[Begin]

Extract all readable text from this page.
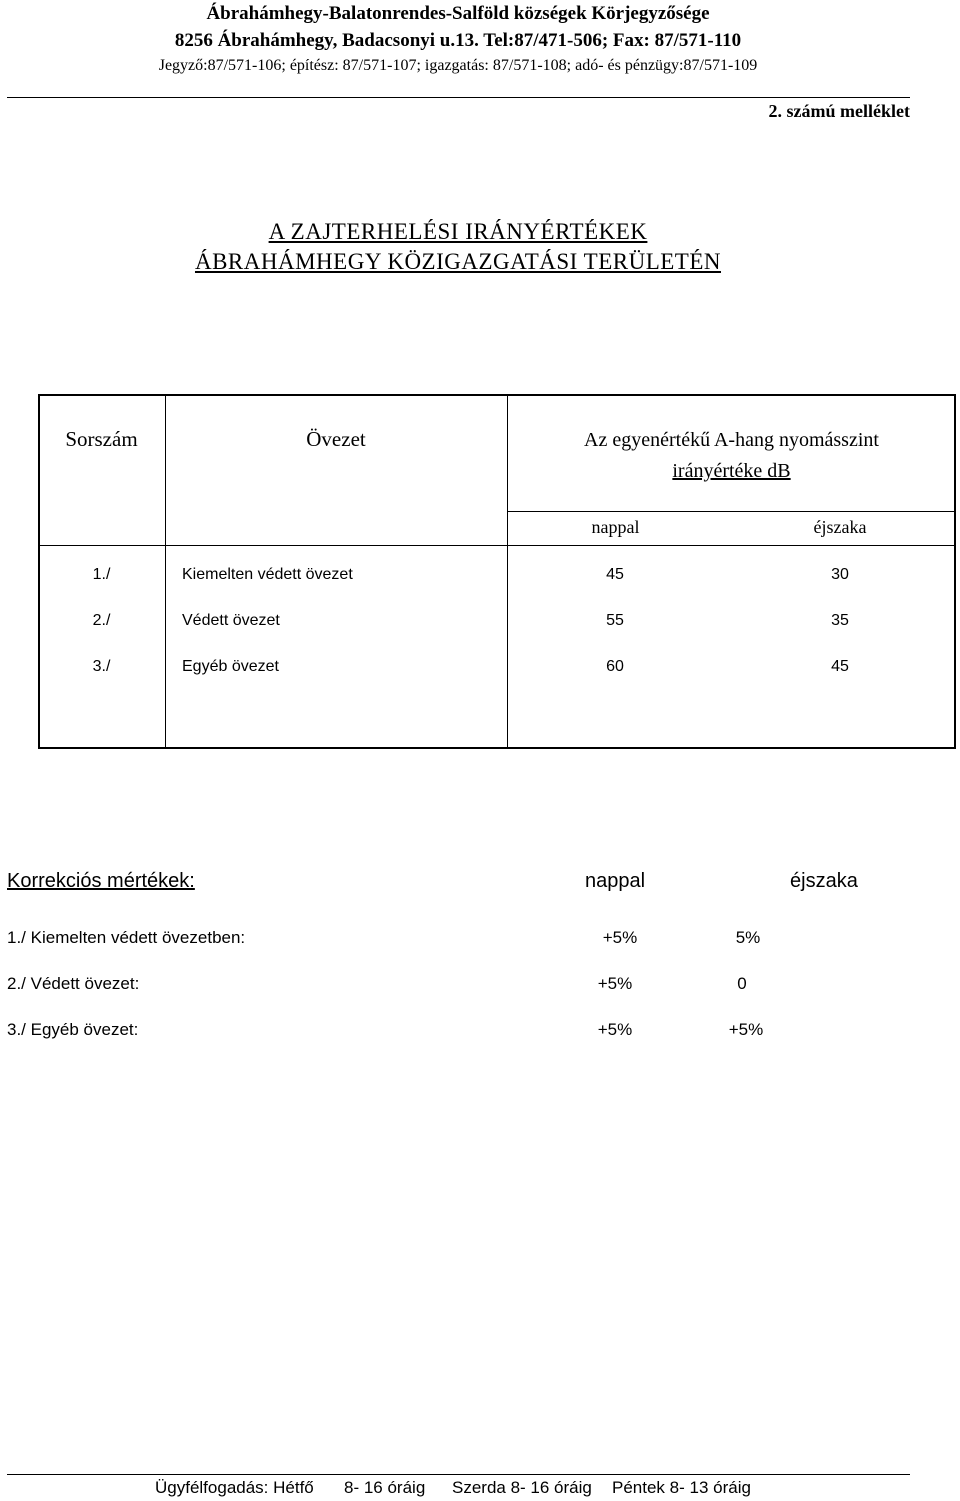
Ábrahámhegy-Balatonrendes-Salföld községek Körjegyzősége
8256 Ábrahámhegy, Badacsonyi u.13. Tel:87/471-506; Fax: 87/571-110
Jegyző:87/571-106; építész: 87/571-107; igazgatás: 87/571-108; adó- és pénzügy:87/571-109
2. számú melléklet
A ZAJTERHELÉSI IRÁNYÉRTÉKEK
ÁBRAHÁMHEGY KÖZIGAZGATÁSI TERÜLETÉN
Sorszám	Övezet	Az egyenértékű A-hang nyomásszint
irányértéke dB
nappal	éjszaka
1./	Kiemelten védett övezet	45	30
2./	Védett övezet	55	35
3./	Egyéb övezet	60	45
Korrekciós mértékek:	nappal	éjszaka
1./ Kiemelten védett övezetben:	+5%	5%
2./ Védett övezet:	+5%	0
3./ Egyéb övezet:	+5%	+5%
Ügyfélfogadás: Hétfő 8- 16 óráig Szerda 8- 16 óráig Péntek 8- 13 óráig
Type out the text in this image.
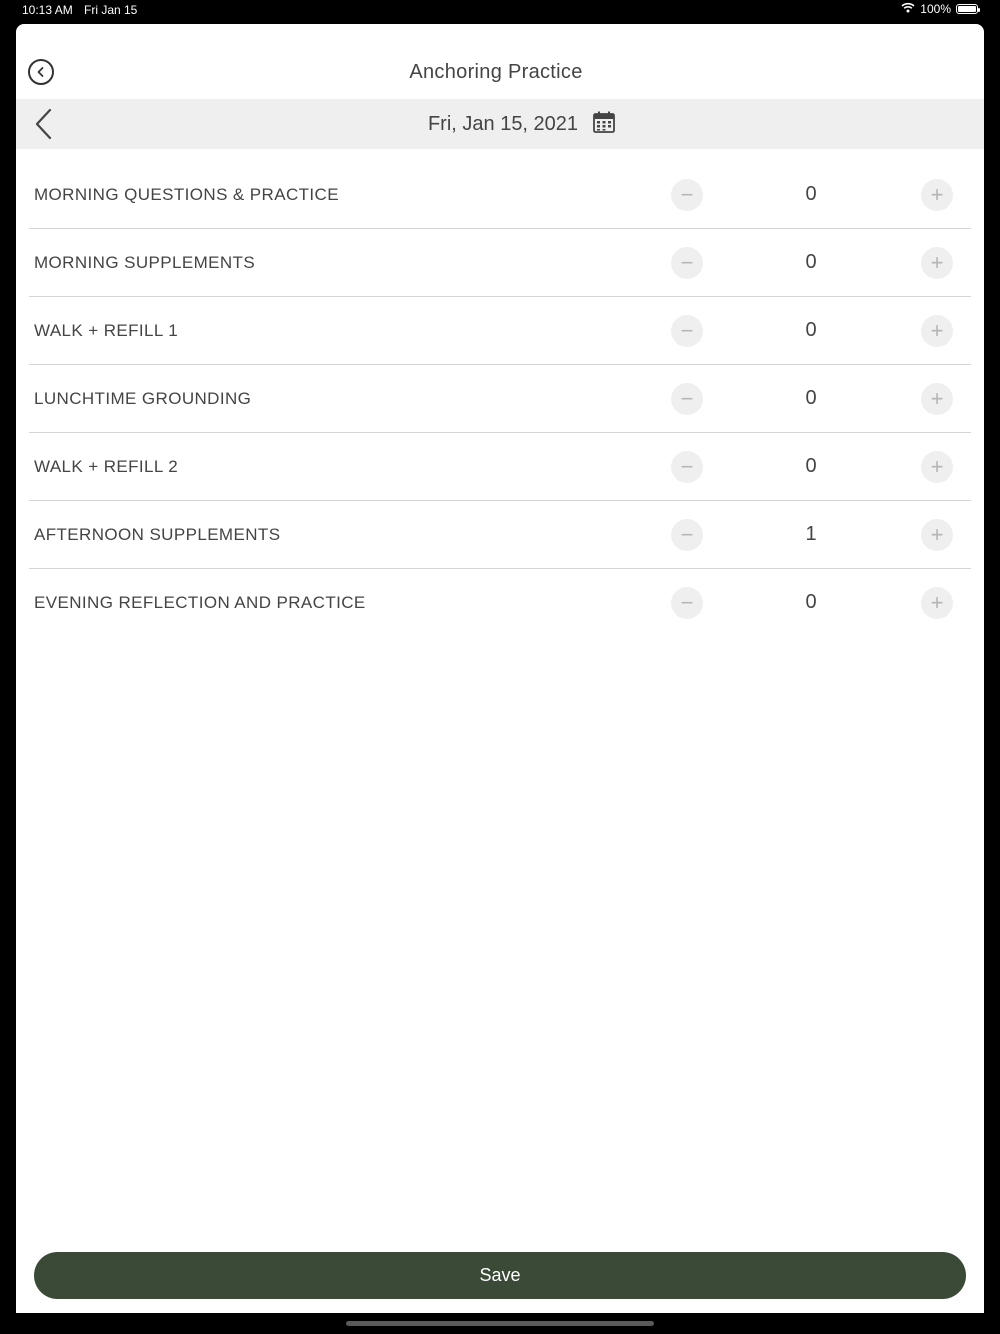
10:13 AM Fri Jan 15	100%
Anchoring Practice
Fri, Jan 15, 2021
MORNING QUESTIONS & PRACTICE	−	0	+
MORNING SUPPLEMENTS	−	0	+
WALK + REFILL 1	−	0	+
LUNCHTIME GROUNDING	−	0	+
WALK + REFILL 2	−	0	+
AFTERNOON SUPPLEMENTS	−	1	+
EVENING REFLECTION AND PRACTICE	−	0	+
Save
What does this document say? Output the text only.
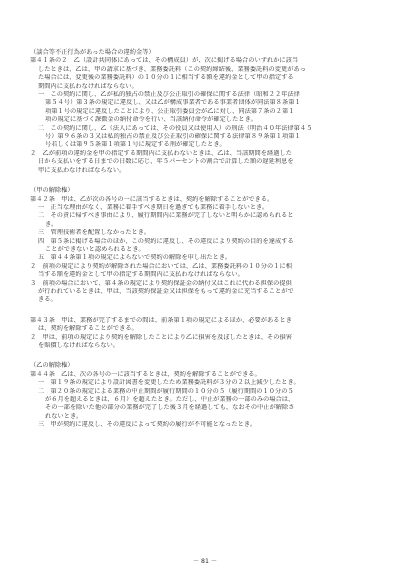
（談合等不正行為があった場合の違約金等）
第４１条の２　乙（設計共同体にあっては、その構成員）が、次に掲げる場合のいずれかに該当
したときは、乙は、甲の請求に基づき、業務委託料（この契約締結後、業務委託料の変更があっ
た場合には、変更後の業務委託料）の１０分の１に相当する額を違約金として甲の指定する
期間内に支払わなければならない。
一　この契約に関し、乙が私的独占の禁止及び公正取引の確保に関する法律（昭和２２年法律
第５４号）第３条の規定に違反し、又は乙が構成事業者である事業者団体が同法第８条第１
項第１号の規定に違反したことにより、公正取引委員会が乙に対し、同法第７条の２第１
項の規定に基づく課徴金の納付命令を行い、当該納付命令が確定したとき。
二　この契約に関し、乙（法人にあっては、その役員又は使用人）の刑法（明治４０年法律第４５
号）第９６条の３又は私的独占の禁止及び公正取引の確保に関する法律第８９条第１項第１
号若しくは第９５条第１項第１号に規定する刑が確定したとき。
２　乙が前項の違約金を甲の指定する期間内に支払わないときは、乙は、当該期間を経過した
日から支払いをする日までの日数に応じ、年５パーセントの割合で計算した額の遅延利息を
甲に支払わなければならない。
（甲の解除権）
第４２条　甲は、乙が次の各号の一に該当するときは、契約を解除することができる。
一　正当な理由がなく、業務に着手すべき期日を過ぎても業務に着手しないとき。
二　その責に帰すべき事由により、履行期間内に業務が完了しないと明らかに認められると
き。
三　管理技術者を配置しなかったとき。
四　第５条に掲げる場合のほか、この契約に違反し、その違反により契約の目的を達成する
ことができないと認められるとき。
五　第４４条第１項の規定によらないで契約の解除を申し出たとき。
２　前項の規定により契約が解除された場合においては、乙は、業務委託料の１０分の１に相
当する額を違約金として甲の指定する期間内に支払わなければならない。
３　前項の場合において、第４条の規定により契約保証金の納付又はこれに代わる担保の提供
が行われているときは、甲は、当該契約保証金又は担保をもって違約金に充当することがで
きる。
第４３条　甲は、業務が完了するまでの間は、前条第１項の規定によるほか、必要があるとき
は、契約を解除することができる。
２　甲は、前項の規定により契約を解除したことにより乙に損害を及ぼしたときは、その損害
を賠償しなければならない。
（乙の解除権）
第４４条　乙は、次の各号の一に該当するときは、契約を解除することができる。
一　第１９条の規定により設計図書を変更したため業務委託料が３分の２以上減少したとき。
二　第２０条の規定による業務の中止期間が履行期間の１０分の５（履行期間の１０分の５
が６月を超えるときは、６月）を超えたとき。ただし、中止が業務の一部のみの場合は、
その一部を除いた他の部分の業務が完了した後３月を経過しても、なおその中止が解除さ
れないとき。
三　甲が契約に違反し、その違反によって契約の履行が不可能となったとき。
－ 81 －
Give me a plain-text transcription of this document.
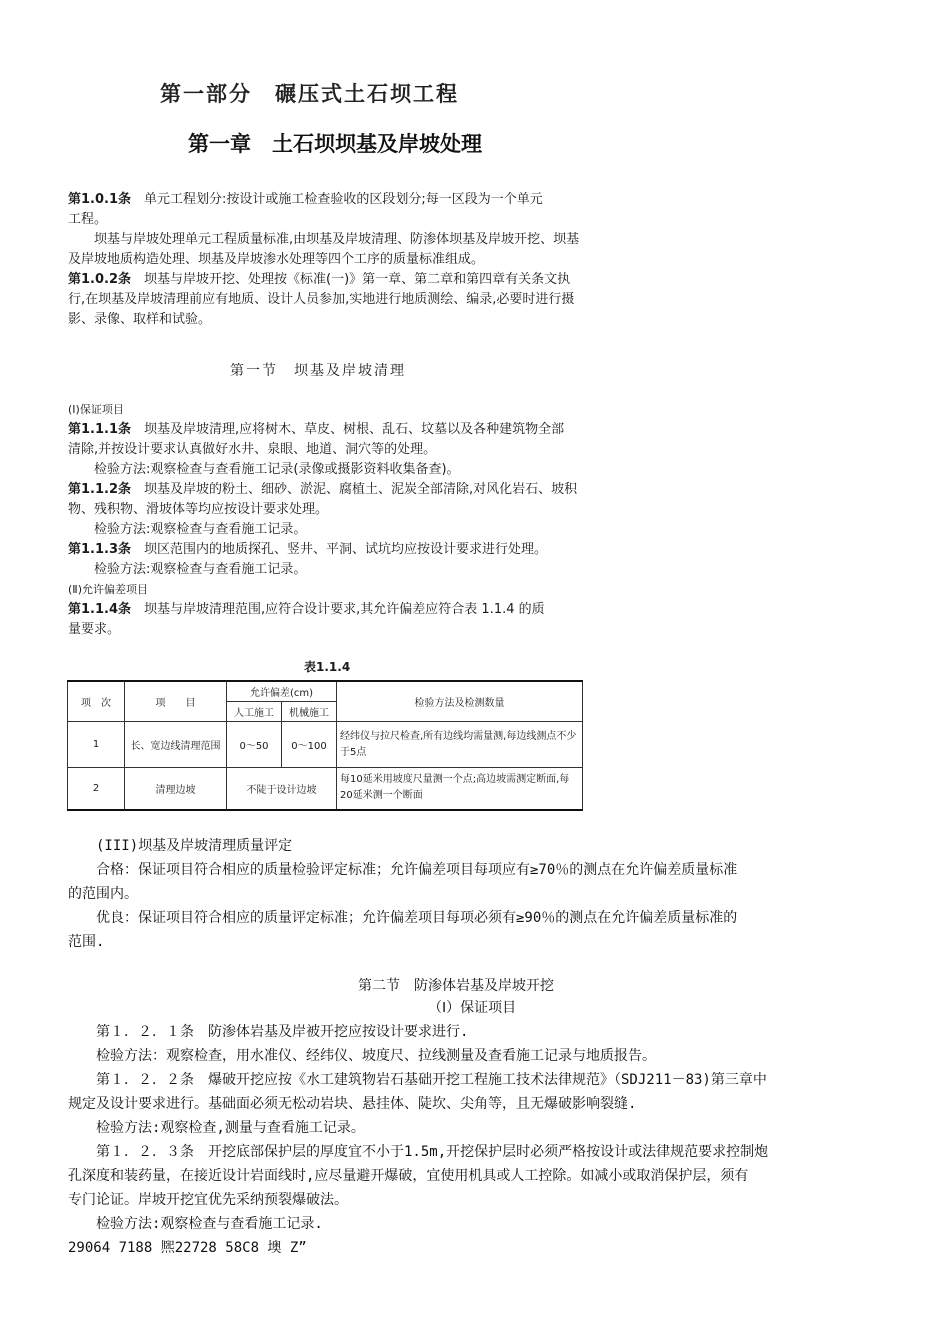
第一部分　碾压式土石坝工程
第一章　土石坝坝基及岸坡处理
第1.0.1条　单元工程划分:按设计或施工检查验收的区段划分;每一区段为一个单元
工程。
　　坝基与岸坡处理单元工程质量标准,由坝基及岸坡清理、防渗体坝基及岸坡开挖、坝基
及岸坡地质构造处理、坝基及岸坡渗水处理等四个工序的质量标准组成。
第1.0.2条　坝基与岸坡开挖、处理按《标准(一)》第一章、第二章和第四章有关条文执
行,在坝基及岸坡清理前应有地质、设计人员参加,实地进行地质测绘、编录,必要时进行摄
影、录像、取样和试验。
第一节　坝基及岸坡清理
(Ⅰ)保证项目
第1.1.1条　坝基及岸坡清理,应将树木、草皮、树根、乱石、坟墓以及各种建筑物全部
清除,并按设计要求认真做好水井、泉眼、地道、洞穴等的处理。
　　检验方法:观察检查与查看施工记录(录像或摄影资料收集备查)。
第1.1.2条　坝基及岸坡的粉土、细砂、淤泥、腐植土、泥炭全部清除,对风化岩石、坡积
物、残积物、滑坡体等均应按设计要求处理。
　　检验方法:观察检查与查看施工记录。
第1.1.3条　坝区范围内的地质探孔、竖井、平洞、试坑均应按设计要求进行处理。
　　检验方法:观察检查与查看施工记录。
(Ⅱ)允许偏差项目
第1.1.4条　坝基与岸坡清理范围,应符合设计要求,其允许偏差应符合表 1.1.4 的质
量要求。
表1.1.4
项　次	项　　目	允许偏差(cm)		检验方法及检测数量
		人工施工	机械施工	
1	长、宽边线清理范围	0～50	0～100	经纬仪与拉尺检查,所有边线均需量测,每边线测点不少于5点
2	清理边坡	不陡于设计边坡		每10延米用坡度尺量测一个点;高边坡需测定断面,每20延米测一个断面
　　(III)坝基及岸坡清理质量评定
　　合格：保证项目符合相应的质量检验评定标准；允许偏差项目每项应有≥70％的测点在允许偏差质量标准
的范围内。
　　优良：保证项目符合相应的质量评定标准；允许偏差项目每项必须有≥90％的测点在允许偏差质量标准的
范围.
第二节　防渗体岩基及岸坡开挖
（Ⅰ）保证项目
　　第１．２．１条　防渗体岩基及岸被开挖应按设计要求进行.
　　检验方法：观察检查，用水准仪、经纬仪、坡度尺、拉线测量及查看施工记录与地质报告。
　　第１．２．２条　爆破开挖应按《水工建筑物岩石基础开挖工程施工技术法律规范》（SDJ211－83)第三章中
规定及设计要求进行。基础面必须无松动岩块、悬挂体、陡坎、尖角等，且无爆破影响裂缝.
　　检验方法:观察检查,测量与查看施工记录。
　　第１．２．３条　开挖底部保护层的厚度宜不小于1.5m,开挖保护层时必须严格按设计或法律规范要求控制炮
孔深度和装药量，在接近设计岩面线时,应尽量避开爆破，宜使用机具或人工控除。如减小或取消保护层，须有
专门论证。岸坡开挖宜优先采纳预裂爆破法。
　　检验方法:观察检查与查看施工记录.
29064 7188 熈22728 58C8 墺 Z”
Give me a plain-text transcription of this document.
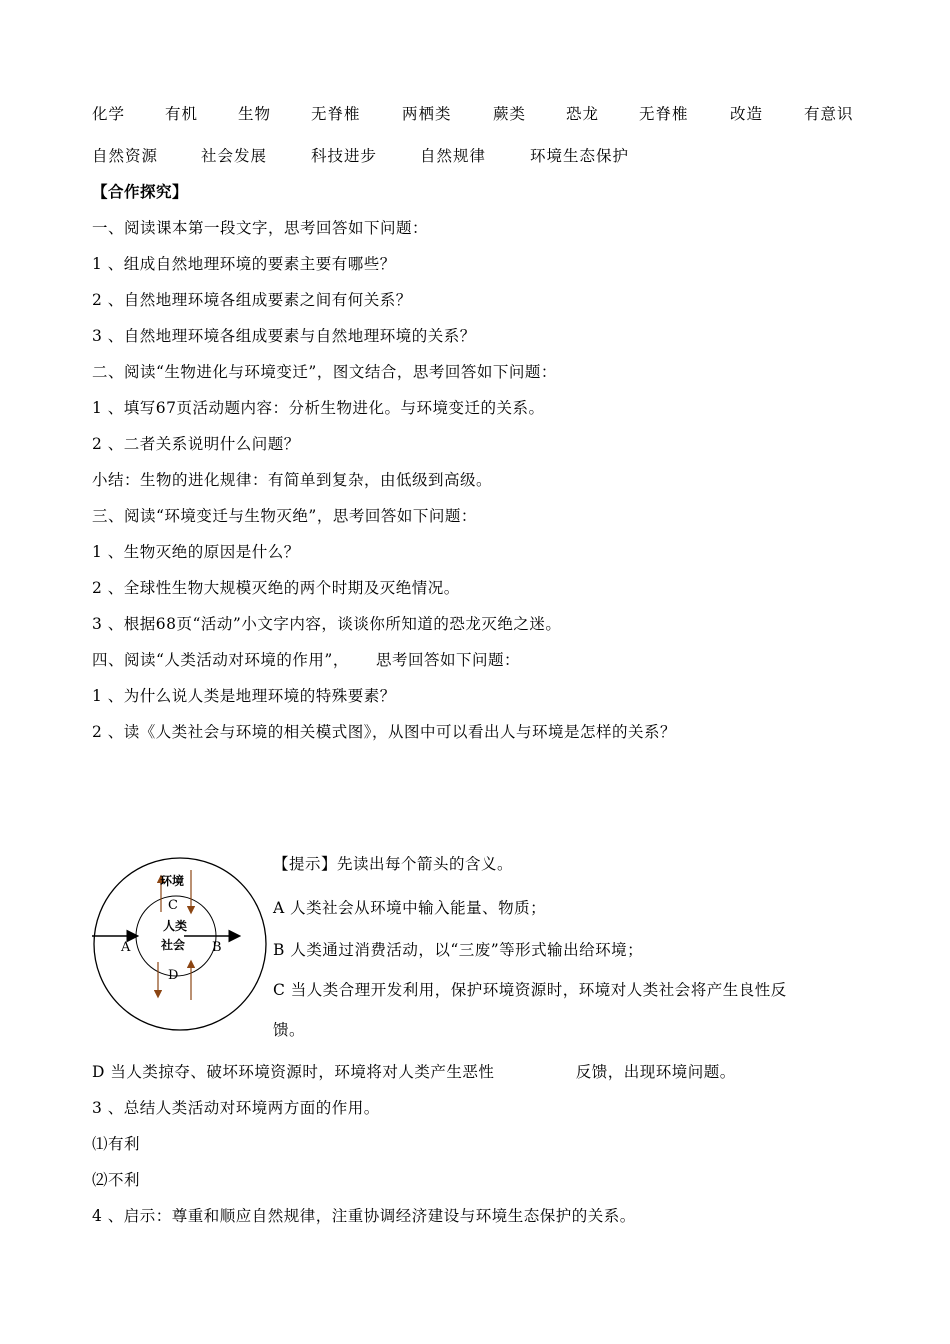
化学	有机	生物	无脊椎	两栖类	蕨类	恐龙	无脊椎	改造	有意识
自然资源	社会发展	科技进步	自然规律	环境生态保护
【合作探究】
一、阅读课本第一段文字，思考回答如下问题：
1 、组成自然地理环境的要素主要有哪些？
2 、自然地理环境各组成要素之间有何关系？
3 、自然地理环境各组成要素与自然地理环境的关系？
二、阅读“生物进化与环境变迁”，图文结合，思考回答如下问题：
1 、填写67页活动题内容：分析生物进化。与环境变迁的关系。
2 、二者关系说明什么问题？
小结：生物的进化规律：有简单到复杂，由低级到高级。
三、阅读“环境变迁与生物灭绝”，思考回答如下问题：
1 、生物灭绝的原因是什么？
2 、全球性生物大规模灭绝的两个时期及灭绝情况。
3 、根据68页“活动”小文字内容，谈谈你所知道的恐龙灭绝之迷。
四、阅读“人类活动对环境的作用”，     思考回答如下问题：
1 、为什么说人类是地理环境的特殊要素？
2 、读《人类社会与环境的相关模式图》，从图中可以看出人与环境是怎样的关系？
环境
C
人类
社会
A	B
D
【提示】先读出每个箭头的含义。
A 人类社会从环境中输入能量、物质；
B 人类通过消费活动，以“三废”等形式输出给环境；
C 当人类合理开发利用，保护环境资源时，环境对人类社会将产生良性反
馈。
D 当人类掠夺、破坏环境资源时，环境将对人类产生恶性               反馈，出现环境问题。
3 、总结人类活动对环境两方面的作用。
⑴有利
⑵不利
4 、启示：尊重和顺应自然规律，注重协调经济建设与环境生态保护的关系。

[End]

SHORT TASK: Within the entries above, how many lines contain "SUPPLEMENTS"? Respond with the number only.

TASK RESPONSE: 2